(TASK OBJECTIVE) Copy out all the records, word for word.
>> BEGIN STORED RECORDS
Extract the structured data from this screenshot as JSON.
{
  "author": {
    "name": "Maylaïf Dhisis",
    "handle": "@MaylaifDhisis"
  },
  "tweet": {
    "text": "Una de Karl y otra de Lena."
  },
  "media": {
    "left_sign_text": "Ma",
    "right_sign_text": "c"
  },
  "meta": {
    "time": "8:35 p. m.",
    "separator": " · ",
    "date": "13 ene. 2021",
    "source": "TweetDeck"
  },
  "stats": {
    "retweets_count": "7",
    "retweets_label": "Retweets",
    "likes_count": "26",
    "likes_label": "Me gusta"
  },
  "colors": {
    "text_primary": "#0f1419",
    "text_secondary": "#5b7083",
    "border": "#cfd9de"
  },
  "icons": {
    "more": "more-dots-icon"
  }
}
>> END STORED RECORDS
(FINISHED EXERCISE)
Extract the structured data from this screenshot as JSON.
{
  "author": {
    "name": "Maylaïf Dhisis",
    "handle": "@MaylaifDhisis"
  },
  "tweet": {
    "text": "Una de Karl y otra de Lena."
  },
  "media": {
    "left_sign_text": "Ma",
    "right_sign_text": "c"
  },
  "meta": {
    "time": "8:35 p. m.",
    "separator": " · ",
    "date": "13 ene. 2021",
    "source": "TweetDeck"
  },
  "stats": {
    "retweets_count": "7",
    "retweets_label": "Retweets",
    "likes_count": "26",
    "likes_label": "Me gusta"
  },
  "colors": {
    "text_primary": "#0f1419",
    "text_secondary": "#5b7083",
    "border": "#cfd9de"
  },
  "icons": {
    "more": "more-dots-icon"
  }
}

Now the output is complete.